GOAL »
Collect all lines below with the string "JSON".

******************************

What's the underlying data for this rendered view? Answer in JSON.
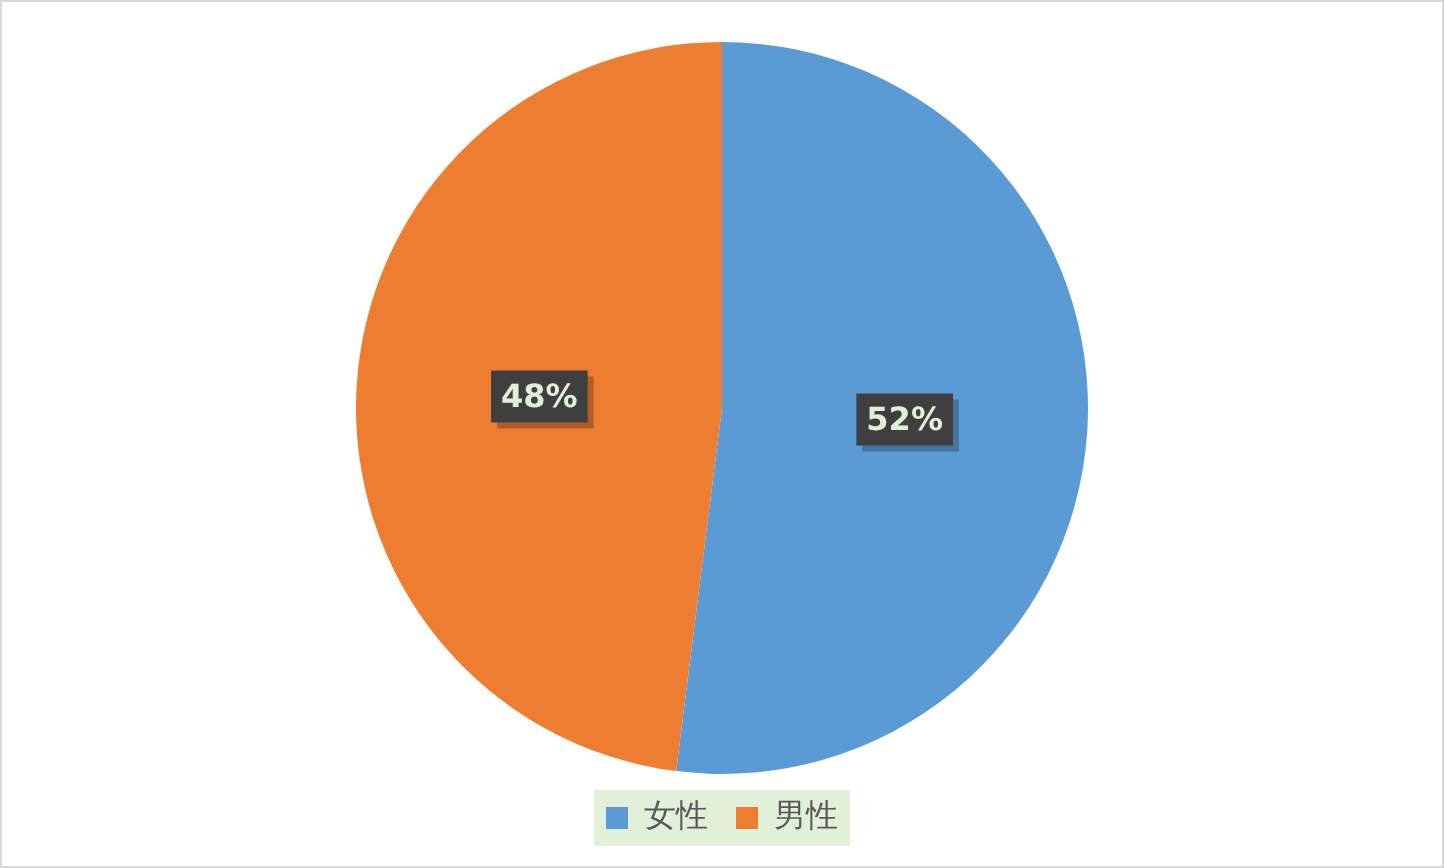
{
  "chart_data": {
    "type": "pie",
    "categories": [
      "女性",
      "男性"
    ],
    "values": [
      52,
      48
    ],
    "colors": [
      "#5b9bd5",
      "#ed7d31"
    ],
    "value_labels": [
      "52%",
      "48%"
    ],
    "legend": "bottom"
  }
}
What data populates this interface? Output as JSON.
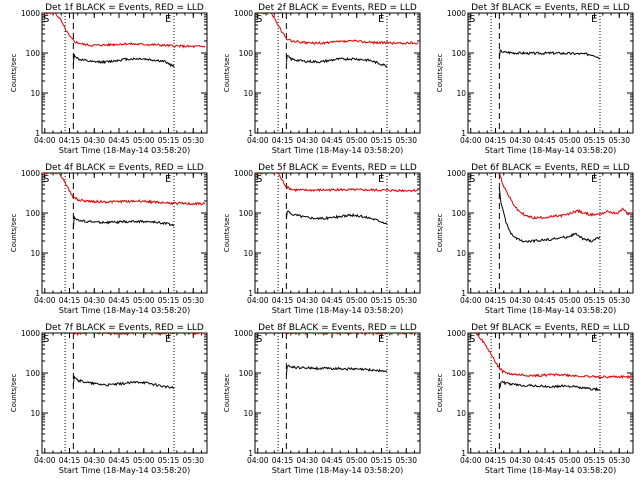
{
  "colors": {
    "background": "#ffffff",
    "axis": "#000000",
    "events": "#000000",
    "lld": "#e00000"
  },
  "common": {
    "xlabel": "Start Time (18-May-14 03:58:20)",
    "ylabel": "Counts/sec",
    "x_ticks": [
      "04:00",
      "04:15",
      "04:30",
      "04:45",
      "05:00",
      "05:15",
      "05:30"
    ],
    "y_ticks": [
      "1",
      "10",
      "100",
      "1000"
    ],
    "start_marker": "S",
    "end_marker": "E"
  },
  "chart_data": [
    {
      "type": "line",
      "title": "Det 1f BLACK = Events, RED = LLD",
      "xlim_minutes": [
        0,
        100
      ],
      "ylim": [
        1,
        1000
      ],
      "y_scale": "log",
      "start_dotted_minutes": 14,
      "start_dashed_minutes": 19,
      "end_dotted_minutes": 80,
      "series": [
        {
          "name": "LLD (red)",
          "color": "#e00000",
          "points": [
            [
              0,
              1000
            ],
            [
              8,
              1000
            ],
            [
              11,
              700
            ],
            [
              14,
              400
            ],
            [
              17,
              250
            ],
            [
              20,
              190
            ],
            [
              25,
              165
            ],
            [
              30,
              155
            ],
            [
              40,
              160
            ],
            [
              50,
              170
            ],
            [
              60,
              165
            ],
            [
              70,
              160
            ],
            [
              80,
              150
            ],
            [
              90,
              145
            ],
            [
              99,
              145
            ]
          ]
        },
        {
          "name": "Events (black)",
          "color": "#000000",
          "points": [
            [
              19,
              50
            ],
            [
              19.5,
              90
            ],
            [
              22,
              70
            ],
            [
              30,
              60
            ],
            [
              40,
              60
            ],
            [
              50,
              70
            ],
            [
              60,
              72
            ],
            [
              70,
              65
            ],
            [
              75,
              60
            ],
            [
              80,
              45
            ]
          ]
        }
      ]
    },
    {
      "type": "line",
      "title": "Det 2f BLACK = Events, RED = LLD",
      "xlim_minutes": [
        0,
        100
      ],
      "ylim": [
        1,
        1000
      ],
      "y_scale": "log",
      "start_dotted_minutes": 14,
      "start_dashed_minutes": 19,
      "end_dotted_minutes": 80,
      "series": [
        {
          "name": "LLD (red)",
          "color": "#e00000",
          "points": [
            [
              0,
              1000
            ],
            [
              10,
              1000
            ],
            [
              13,
              600
            ],
            [
              16,
              350
            ],
            [
              19,
              230
            ],
            [
              22,
              200
            ],
            [
              30,
              180
            ],
            [
              40,
              175
            ],
            [
              50,
              190
            ],
            [
              60,
              200
            ],
            [
              70,
              185
            ],
            [
              80,
              180
            ],
            [
              90,
              175
            ],
            [
              99,
              180
            ]
          ]
        },
        {
          "name": "Events (black)",
          "color": "#000000",
          "points": [
            [
              19,
              55
            ],
            [
              19.5,
              85
            ],
            [
              22,
              70
            ],
            [
              30,
              62
            ],
            [
              40,
              60
            ],
            [
              50,
              70
            ],
            [
              60,
              72
            ],
            [
              70,
              65
            ],
            [
              75,
              55
            ],
            [
              80,
              48
            ]
          ]
        }
      ]
    },
    {
      "type": "line",
      "title": "Det 3f BLACK = Events, RED = LLD",
      "xlim_minutes": [
        0,
        100
      ],
      "ylim": [
        1,
        1000
      ],
      "y_scale": "log",
      "start_dotted_minutes": 14,
      "start_dashed_minutes": 19,
      "end_dotted_minutes": 80,
      "series": [
        {
          "name": "Events (black)",
          "color": "#000000",
          "points": [
            [
              19,
              70
            ],
            [
              19.5,
              115
            ],
            [
              22,
              105
            ],
            [
              30,
              100
            ],
            [
              40,
              98
            ],
            [
              50,
              100
            ],
            [
              60,
              98
            ],
            [
              70,
              95
            ],
            [
              76,
              90
            ],
            [
              80,
              75
            ]
          ]
        }
      ]
    },
    {
      "type": "line",
      "title": "Det 4f BLACK = Events, RED = LLD",
      "xlim_minutes": [
        0,
        100
      ],
      "ylim": [
        1,
        1000
      ],
      "y_scale": "log",
      "start_dotted_minutes": 14,
      "start_dashed_minutes": 19,
      "end_dotted_minutes": 80,
      "series": [
        {
          "name": "LLD (red)",
          "color": "#e00000",
          "points": [
            [
              0,
              1000
            ],
            [
              10,
              1000
            ],
            [
              13,
              700
            ],
            [
              16,
              400
            ],
            [
              19,
              250
            ],
            [
              22,
              210
            ],
            [
              30,
              195
            ],
            [
              40,
              190
            ],
            [
              50,
              195
            ],
            [
              60,
              200
            ],
            [
              70,
              185
            ],
            [
              80,
              175
            ],
            [
              90,
              170
            ],
            [
              99,
              170
            ]
          ]
        },
        {
          "name": "Events (black)",
          "color": "#000000",
          "points": [
            [
              19,
              40
            ],
            [
              19.5,
              80
            ],
            [
              22,
              65
            ],
            [
              30,
              60
            ],
            [
              40,
              58
            ],
            [
              50,
              60
            ],
            [
              60,
              62
            ],
            [
              70,
              58
            ],
            [
              75,
              55
            ],
            [
              80,
              50
            ]
          ]
        }
      ]
    },
    {
      "type": "line",
      "title": "Det 5f BLACK = Events, RED = LLD",
      "xlim_minutes": [
        0,
        100
      ],
      "ylim": [
        1,
        1000
      ],
      "y_scale": "log",
      "start_dotted_minutes": 14,
      "start_dashed_minutes": 19,
      "end_dotted_minutes": 80,
      "series": [
        {
          "name": "LLD (red)",
          "color": "#e00000",
          "points": [
            [
              0,
              1000
            ],
            [
              14,
              1000
            ],
            [
              16,
              700
            ],
            [
              19,
              450
            ],
            [
              23,
              380
            ],
            [
              30,
              370
            ],
            [
              40,
              375
            ],
            [
              50,
              380
            ],
            [
              60,
              380
            ],
            [
              70,
              375
            ],
            [
              80,
              370
            ],
            [
              90,
              365
            ],
            [
              99,
              370
            ]
          ]
        },
        {
          "name": "Events (black)",
          "color": "#000000",
          "points": [
            [
              19,
              70
            ],
            [
              19.5,
              110
            ],
            [
              22,
              95
            ],
            [
              30,
              80
            ],
            [
              40,
              72
            ],
            [
              50,
              80
            ],
            [
              55,
              85
            ],
            [
              60,
              88
            ],
            [
              70,
              75
            ],
            [
              75,
              65
            ],
            [
              80,
              55
            ]
          ]
        }
      ]
    },
    {
      "type": "line",
      "title": "Det 6f BLACK = Events, RED = LLD",
      "xlim_minutes": [
        0,
        100
      ],
      "ylim": [
        1,
        1000
      ],
      "y_scale": "log",
      "start_dotted_minutes": 14,
      "start_dashed_minutes": 19,
      "end_dotted_minutes": 80,
      "series": [
        {
          "name": "LLD (red)",
          "color": "#e00000",
          "points": [
            [
              19,
              1000
            ],
            [
              21,
              550
            ],
            [
              24,
              300
            ],
            [
              27,
              180
            ],
            [
              30,
              120
            ],
            [
              35,
              85
            ],
            [
              40,
              75
            ],
            [
              50,
              80
            ],
            [
              60,
              90
            ],
            [
              66,
              115
            ],
            [
              70,
              100
            ],
            [
              75,
              90
            ],
            [
              80,
              95
            ],
            [
              85,
              110
            ],
            [
              90,
              95
            ],
            [
              94,
              130
            ],
            [
              97,
              90
            ],
            [
              99,
              100
            ]
          ]
        },
        {
          "name": "Events (black)",
          "color": "#000000",
          "points": [
            [
              19,
              400
            ],
            [
              20,
              180
            ],
            [
              23,
              60
            ],
            [
              26,
              30
            ],
            [
              30,
              22
            ],
            [
              35,
              19
            ],
            [
              40,
              20
            ],
            [
              50,
              22
            ],
            [
              60,
              25
            ],
            [
              65,
              30
            ],
            [
              70,
              22
            ],
            [
              75,
              20
            ],
            [
              80,
              25
            ]
          ]
        }
      ]
    },
    {
      "type": "line",
      "title": "Det 7f BLACK = Events, RED = LLD",
      "xlim_minutes": [
        0,
        100
      ],
      "ylim": [
        1,
        1000
      ],
      "y_scale": "log",
      "start_dotted_minutes": 14,
      "start_dashed_minutes": 19,
      "end_dotted_minutes": 80,
      "series": [
        {
          "name": "LLD (red)",
          "color": "#e00000",
          "points": [
            [
              19,
              950
            ],
            [
              25,
              1000
            ],
            [
              40,
              1000
            ],
            [
              60,
              980
            ],
            [
              80,
              1000
            ],
            [
              90,
              990
            ],
            [
              99,
              1000
            ]
          ]
        },
        {
          "name": "Events (black)",
          "color": "#000000",
          "points": [
            [
              19,
              50
            ],
            [
              19.5,
              85
            ],
            [
              22,
              65
            ],
            [
              30,
              55
            ],
            [
              40,
              50
            ],
            [
              50,
              55
            ],
            [
              60,
              60
            ],
            [
              70,
              50
            ],
            [
              75,
              45
            ],
            [
              80,
              42
            ]
          ]
        }
      ]
    },
    {
      "type": "line",
      "title": "Det 8f BLACK = Events, RED = LLD",
      "xlim_minutes": [
        0,
        100
      ],
      "ylim": [
        1,
        1000
      ],
      "y_scale": "log",
      "start_dotted_minutes": 14,
      "start_dashed_minutes": 19,
      "end_dotted_minutes": 80,
      "series": [
        {
          "name": "LLD (red)",
          "color": "#e00000",
          "points": [
            [
              19,
              1000
            ],
            [
              40,
              1000
            ],
            [
              60,
              1000
            ],
            [
              80,
              1000
            ],
            [
              99,
              1000
            ]
          ]
        },
        {
          "name": "Events (black)",
          "color": "#000000",
          "points": [
            [
              19,
              90
            ],
            [
              19.5,
              150
            ],
            [
              22,
              140
            ],
            [
              30,
              135
            ],
            [
              40,
              130
            ],
            [
              50,
              130
            ],
            [
              60,
              125
            ],
            [
              70,
              120
            ],
            [
              75,
              115
            ],
            [
              80,
              110
            ]
          ]
        }
      ]
    },
    {
      "type": "line",
      "title": "Det 9f BLACK = Events, RED = LLD",
      "xlim_minutes": [
        0,
        100
      ],
      "ylim": [
        1,
        1000
      ],
      "y_scale": "log",
      "start_dotted_minutes": 14,
      "start_dashed_minutes": 19,
      "end_dotted_minutes": 80,
      "series": [
        {
          "name": "LLD (red)",
          "color": "#e00000",
          "points": [
            [
              5,
              1000
            ],
            [
              8,
              700
            ],
            [
              12,
              400
            ],
            [
              15,
              250
            ],
            [
              18,
              150
            ],
            [
              21,
              110
            ],
            [
              25,
              95
            ],
            [
              30,
              90
            ],
            [
              40,
              85
            ],
            [
              50,
              90
            ],
            [
              55,
              92
            ],
            [
              60,
              88
            ],
            [
              70,
              82
            ],
            [
              80,
              80
            ],
            [
              90,
              80
            ],
            [
              99,
              80
            ]
          ]
        },
        {
          "name": "Events (black)",
          "color": "#000000",
          "points": [
            [
              19,
              40
            ],
            [
              20,
              60
            ],
            [
              23,
              55
            ],
            [
              30,
              50
            ],
            [
              40,
              48
            ],
            [
              50,
              45
            ],
            [
              60,
              48
            ],
            [
              70,
              42
            ],
            [
              75,
              40
            ],
            [
              80,
              38
            ]
          ]
        }
      ]
    }
  ]
}
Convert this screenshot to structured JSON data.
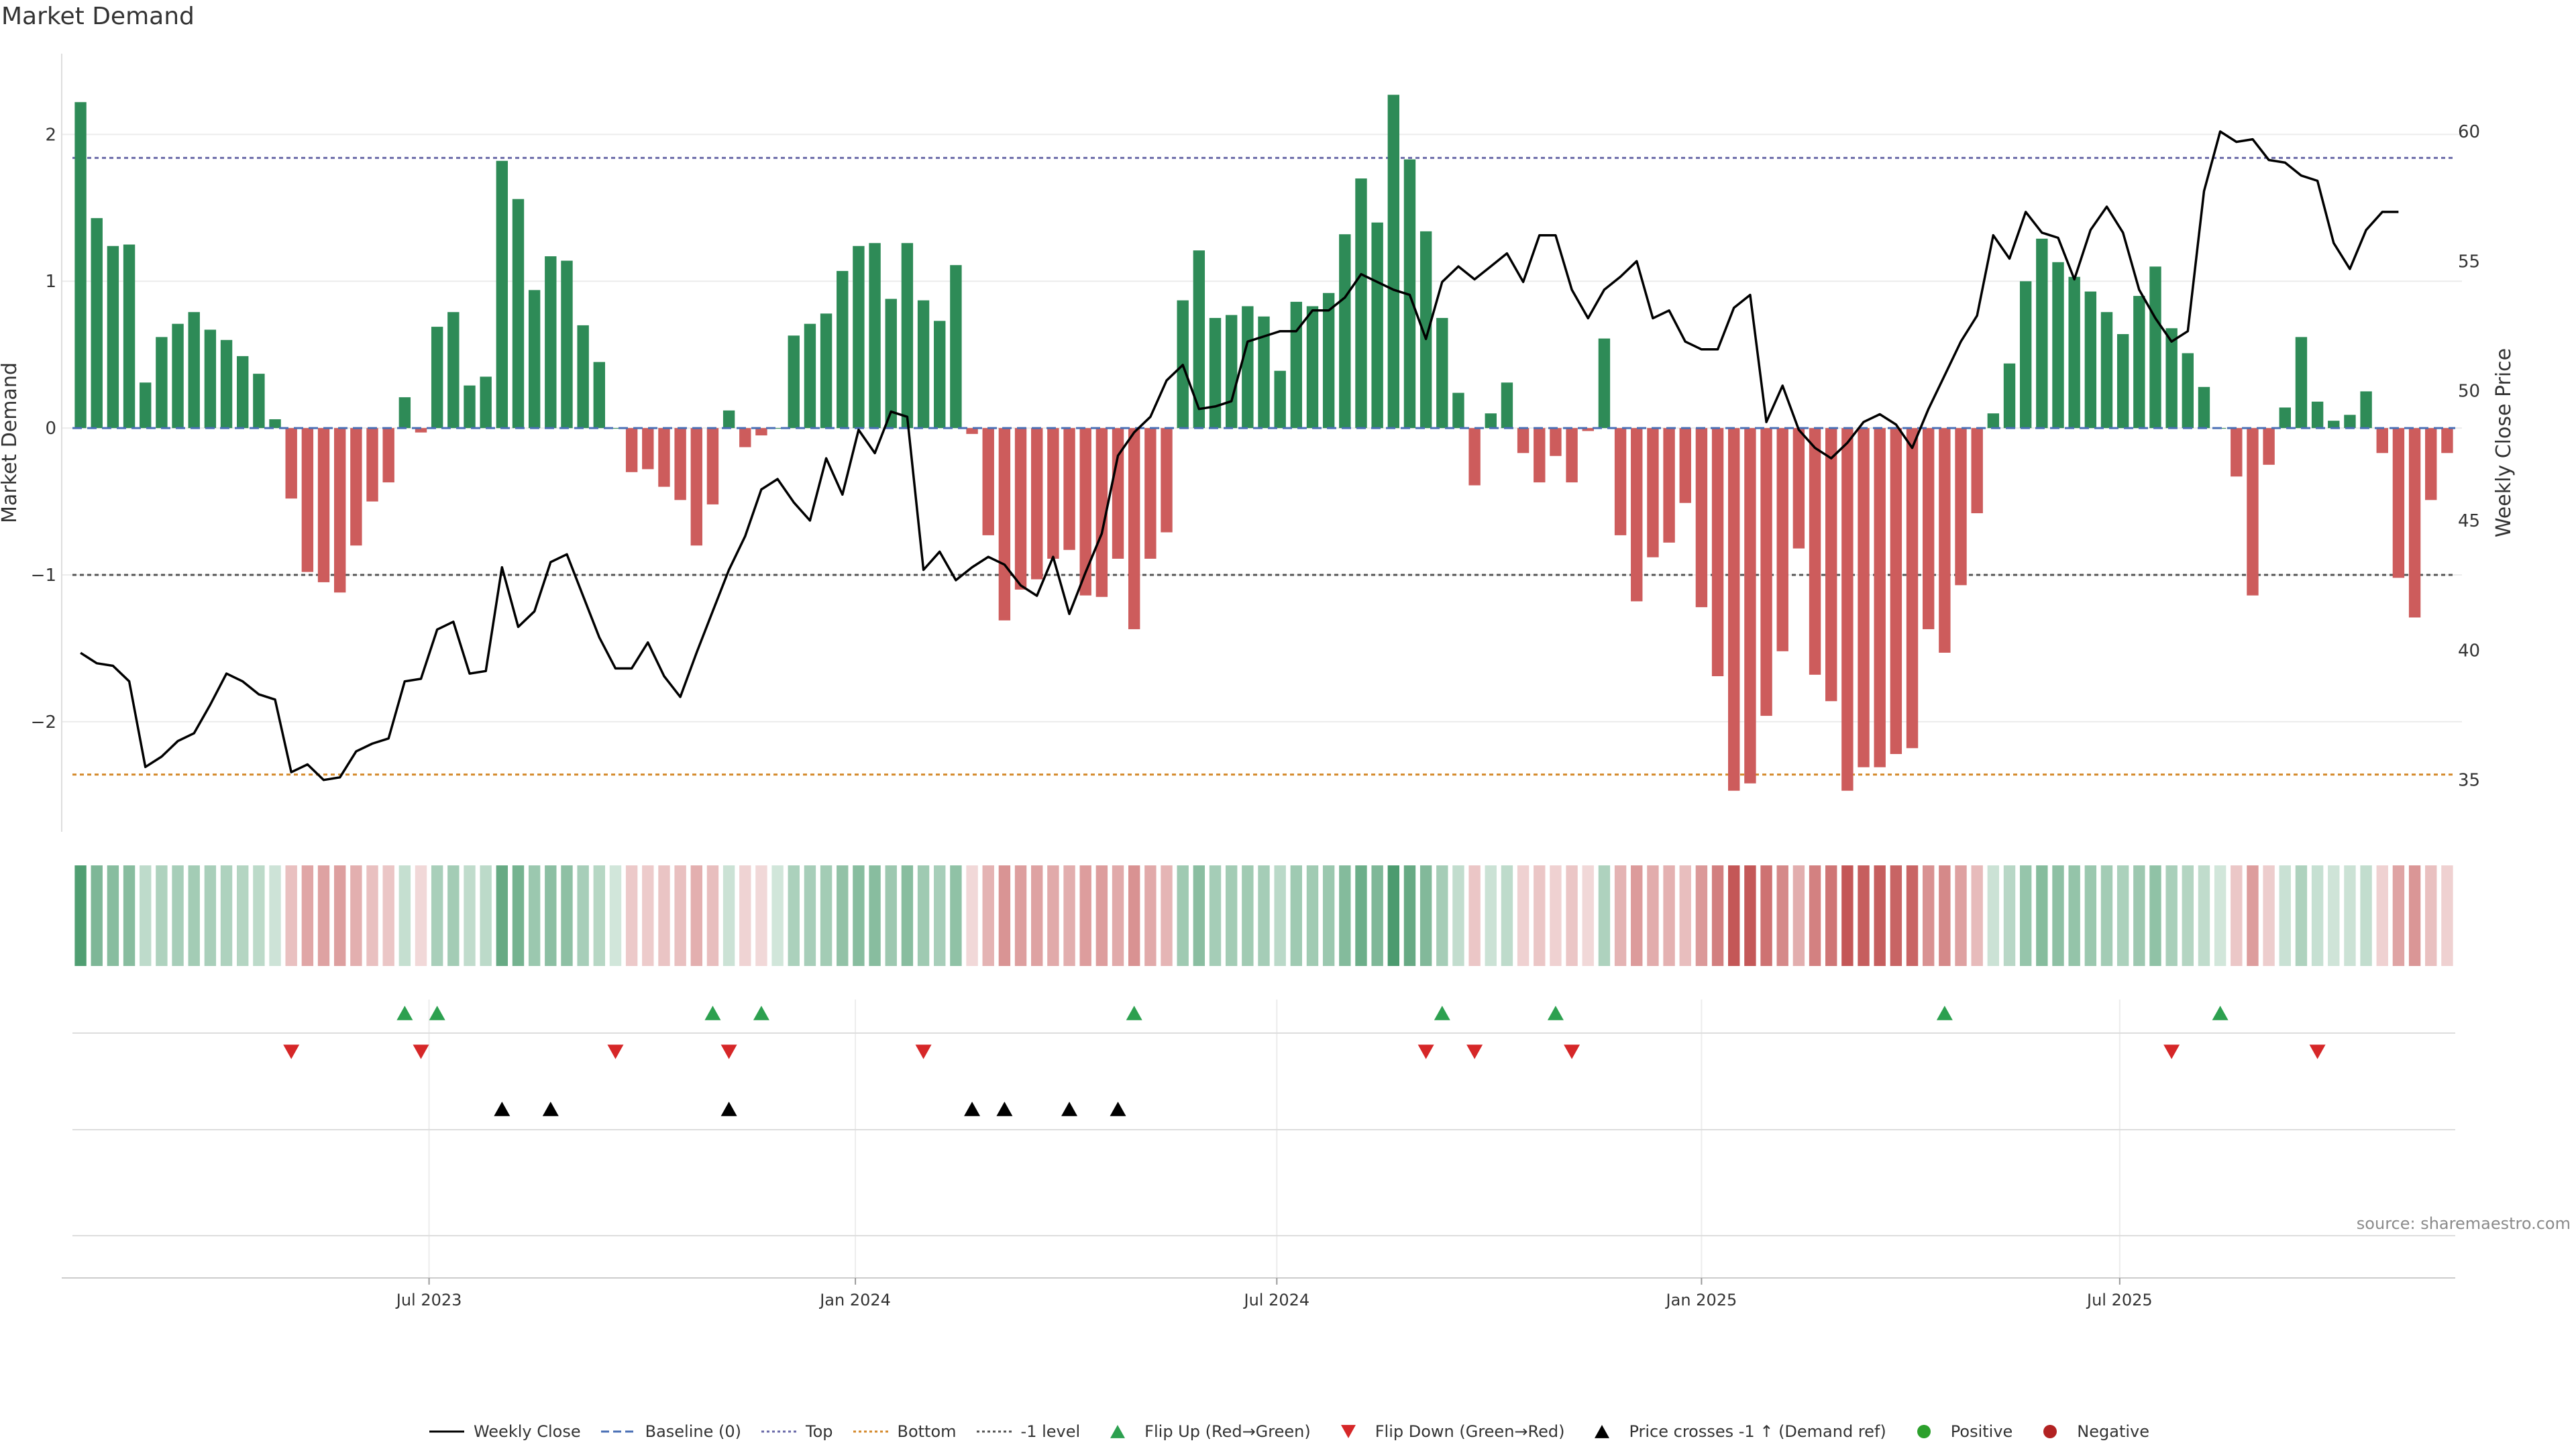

******************************

WRITTEN REPLY »
What's the underlying data for this rendered view? Answer in JSON.
What data populates this interface? Output as JSON.
Convert this screenshot to structured JSON data.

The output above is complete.